* AIM OF THE TASK *
Gather up the lines with the word "экономических" in them.

[Items from a data source]
:::

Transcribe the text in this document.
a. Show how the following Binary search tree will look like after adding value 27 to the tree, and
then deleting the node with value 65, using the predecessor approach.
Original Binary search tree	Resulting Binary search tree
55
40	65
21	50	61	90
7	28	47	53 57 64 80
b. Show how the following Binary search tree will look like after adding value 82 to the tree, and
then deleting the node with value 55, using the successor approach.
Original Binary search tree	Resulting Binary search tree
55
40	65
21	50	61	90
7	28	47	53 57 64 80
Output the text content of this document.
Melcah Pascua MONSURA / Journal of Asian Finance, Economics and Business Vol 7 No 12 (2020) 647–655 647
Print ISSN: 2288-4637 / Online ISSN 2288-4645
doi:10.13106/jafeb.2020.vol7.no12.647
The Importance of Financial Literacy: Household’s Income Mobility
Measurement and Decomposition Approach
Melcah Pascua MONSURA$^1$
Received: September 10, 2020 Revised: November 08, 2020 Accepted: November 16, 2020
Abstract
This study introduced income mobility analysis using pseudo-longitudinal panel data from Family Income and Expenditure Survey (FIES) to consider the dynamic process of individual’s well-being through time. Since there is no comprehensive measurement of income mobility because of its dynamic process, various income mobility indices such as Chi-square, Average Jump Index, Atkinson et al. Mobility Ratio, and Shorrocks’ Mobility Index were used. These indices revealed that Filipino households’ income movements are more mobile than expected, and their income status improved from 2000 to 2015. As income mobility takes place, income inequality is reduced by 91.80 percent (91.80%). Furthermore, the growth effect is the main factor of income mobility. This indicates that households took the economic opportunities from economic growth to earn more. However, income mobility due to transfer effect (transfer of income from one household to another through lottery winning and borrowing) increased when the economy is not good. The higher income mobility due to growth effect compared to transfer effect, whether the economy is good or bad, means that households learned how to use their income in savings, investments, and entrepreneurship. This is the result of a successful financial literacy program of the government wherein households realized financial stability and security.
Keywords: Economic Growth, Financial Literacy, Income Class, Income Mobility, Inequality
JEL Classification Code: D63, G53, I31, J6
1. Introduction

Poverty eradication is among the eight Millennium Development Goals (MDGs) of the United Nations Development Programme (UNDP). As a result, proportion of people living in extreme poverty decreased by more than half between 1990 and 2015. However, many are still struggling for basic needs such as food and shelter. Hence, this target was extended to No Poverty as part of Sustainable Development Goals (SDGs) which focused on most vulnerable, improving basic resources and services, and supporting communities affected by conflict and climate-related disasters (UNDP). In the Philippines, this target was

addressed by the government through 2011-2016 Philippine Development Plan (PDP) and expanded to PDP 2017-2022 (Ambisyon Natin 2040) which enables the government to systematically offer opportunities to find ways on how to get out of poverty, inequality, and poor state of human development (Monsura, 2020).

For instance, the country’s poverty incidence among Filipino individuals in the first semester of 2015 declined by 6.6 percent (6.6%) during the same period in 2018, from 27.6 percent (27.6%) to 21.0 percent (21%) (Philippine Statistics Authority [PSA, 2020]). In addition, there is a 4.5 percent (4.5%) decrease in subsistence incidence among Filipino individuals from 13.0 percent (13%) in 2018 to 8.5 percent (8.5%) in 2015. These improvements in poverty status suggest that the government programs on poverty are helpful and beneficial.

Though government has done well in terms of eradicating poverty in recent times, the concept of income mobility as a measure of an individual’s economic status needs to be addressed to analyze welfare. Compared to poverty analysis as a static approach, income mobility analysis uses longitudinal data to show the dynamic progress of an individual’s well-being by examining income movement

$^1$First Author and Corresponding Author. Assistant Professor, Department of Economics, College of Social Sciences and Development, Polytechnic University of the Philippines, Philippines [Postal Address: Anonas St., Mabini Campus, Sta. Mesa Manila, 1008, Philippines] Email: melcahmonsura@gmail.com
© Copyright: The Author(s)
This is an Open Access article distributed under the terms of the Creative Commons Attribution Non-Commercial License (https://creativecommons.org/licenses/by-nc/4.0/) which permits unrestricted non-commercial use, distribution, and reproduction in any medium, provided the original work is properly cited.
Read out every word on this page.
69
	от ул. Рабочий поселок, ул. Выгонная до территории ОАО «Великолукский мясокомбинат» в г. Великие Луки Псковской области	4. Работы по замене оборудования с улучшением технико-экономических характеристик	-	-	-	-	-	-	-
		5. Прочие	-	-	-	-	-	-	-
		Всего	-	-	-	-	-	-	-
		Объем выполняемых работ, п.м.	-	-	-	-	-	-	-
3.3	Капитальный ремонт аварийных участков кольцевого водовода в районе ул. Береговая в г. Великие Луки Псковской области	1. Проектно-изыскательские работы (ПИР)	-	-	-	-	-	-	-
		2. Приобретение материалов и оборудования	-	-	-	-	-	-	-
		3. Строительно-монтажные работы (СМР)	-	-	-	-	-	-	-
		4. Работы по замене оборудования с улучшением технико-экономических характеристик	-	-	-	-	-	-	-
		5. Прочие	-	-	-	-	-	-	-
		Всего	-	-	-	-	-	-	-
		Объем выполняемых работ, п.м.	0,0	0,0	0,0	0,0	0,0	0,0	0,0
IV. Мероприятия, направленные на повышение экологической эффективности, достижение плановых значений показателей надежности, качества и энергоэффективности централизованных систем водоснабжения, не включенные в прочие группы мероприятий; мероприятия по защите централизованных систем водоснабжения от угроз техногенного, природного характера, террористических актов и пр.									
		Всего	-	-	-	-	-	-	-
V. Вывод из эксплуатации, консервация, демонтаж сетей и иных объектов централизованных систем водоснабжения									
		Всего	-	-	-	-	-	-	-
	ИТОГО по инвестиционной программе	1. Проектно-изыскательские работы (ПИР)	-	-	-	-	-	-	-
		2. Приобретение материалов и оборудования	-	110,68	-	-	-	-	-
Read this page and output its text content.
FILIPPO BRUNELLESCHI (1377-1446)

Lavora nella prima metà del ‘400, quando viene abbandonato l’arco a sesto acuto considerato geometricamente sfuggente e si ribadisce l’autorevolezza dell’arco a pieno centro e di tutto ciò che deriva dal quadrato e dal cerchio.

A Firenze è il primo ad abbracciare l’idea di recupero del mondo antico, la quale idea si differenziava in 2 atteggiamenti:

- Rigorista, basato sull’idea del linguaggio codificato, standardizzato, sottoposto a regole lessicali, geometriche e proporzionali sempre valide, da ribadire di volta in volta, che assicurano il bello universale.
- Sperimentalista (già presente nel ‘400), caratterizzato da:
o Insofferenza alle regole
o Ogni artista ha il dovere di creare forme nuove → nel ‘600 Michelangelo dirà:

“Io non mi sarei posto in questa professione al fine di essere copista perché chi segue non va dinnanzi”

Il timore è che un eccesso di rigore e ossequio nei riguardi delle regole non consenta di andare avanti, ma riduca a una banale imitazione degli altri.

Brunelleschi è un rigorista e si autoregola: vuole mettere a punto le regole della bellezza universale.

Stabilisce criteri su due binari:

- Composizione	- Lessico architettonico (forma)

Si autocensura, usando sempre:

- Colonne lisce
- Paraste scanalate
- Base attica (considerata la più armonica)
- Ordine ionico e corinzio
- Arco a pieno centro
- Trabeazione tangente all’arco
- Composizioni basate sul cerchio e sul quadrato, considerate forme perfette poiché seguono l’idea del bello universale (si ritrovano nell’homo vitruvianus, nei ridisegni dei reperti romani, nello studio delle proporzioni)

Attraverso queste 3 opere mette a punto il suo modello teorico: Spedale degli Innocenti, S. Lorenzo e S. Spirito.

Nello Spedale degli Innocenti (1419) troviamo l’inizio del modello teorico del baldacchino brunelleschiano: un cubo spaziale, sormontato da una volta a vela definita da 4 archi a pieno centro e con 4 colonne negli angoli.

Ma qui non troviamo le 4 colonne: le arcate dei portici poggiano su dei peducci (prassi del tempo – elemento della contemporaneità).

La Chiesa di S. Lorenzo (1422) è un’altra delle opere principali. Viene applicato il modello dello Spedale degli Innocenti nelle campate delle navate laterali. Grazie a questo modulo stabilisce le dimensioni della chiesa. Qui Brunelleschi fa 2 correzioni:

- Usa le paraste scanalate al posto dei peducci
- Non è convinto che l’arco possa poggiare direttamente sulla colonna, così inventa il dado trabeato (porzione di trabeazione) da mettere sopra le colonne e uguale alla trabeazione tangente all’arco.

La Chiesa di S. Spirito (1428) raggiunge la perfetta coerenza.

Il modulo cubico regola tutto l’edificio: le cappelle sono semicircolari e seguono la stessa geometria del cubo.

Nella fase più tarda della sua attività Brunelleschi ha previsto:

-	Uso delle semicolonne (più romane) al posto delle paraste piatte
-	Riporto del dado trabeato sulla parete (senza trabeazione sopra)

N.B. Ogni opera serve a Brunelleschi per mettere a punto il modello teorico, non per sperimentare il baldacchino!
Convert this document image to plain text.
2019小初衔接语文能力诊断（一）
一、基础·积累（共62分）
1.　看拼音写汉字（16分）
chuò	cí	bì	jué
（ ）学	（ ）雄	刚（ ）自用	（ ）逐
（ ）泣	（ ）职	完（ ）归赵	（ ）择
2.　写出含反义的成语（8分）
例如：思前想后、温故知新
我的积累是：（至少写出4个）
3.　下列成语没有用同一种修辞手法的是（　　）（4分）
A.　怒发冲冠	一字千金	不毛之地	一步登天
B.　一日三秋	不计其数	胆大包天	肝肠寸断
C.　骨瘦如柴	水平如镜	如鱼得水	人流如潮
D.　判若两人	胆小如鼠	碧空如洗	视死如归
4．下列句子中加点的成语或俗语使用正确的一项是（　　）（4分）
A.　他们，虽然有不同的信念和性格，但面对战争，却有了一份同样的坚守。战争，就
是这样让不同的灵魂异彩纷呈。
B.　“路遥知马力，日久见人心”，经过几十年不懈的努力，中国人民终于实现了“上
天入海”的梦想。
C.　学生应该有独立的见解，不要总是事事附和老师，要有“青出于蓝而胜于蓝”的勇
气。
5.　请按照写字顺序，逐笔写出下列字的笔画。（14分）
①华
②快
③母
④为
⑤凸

:::

* THE SOLUTION *
	от ул. Рабочий поселок, ул. Выгонная до территории ОАО «Великолукский мясокомбинат» в г. Великие Луки Псковской области	4. Работы по замене оборудования с улучшением технико-экономических характеристик	-	-	-	-	-	-	-
		4. Работы по замене оборудования с улучшением технико-экономических характеристик	-	-	-	-	-	-	-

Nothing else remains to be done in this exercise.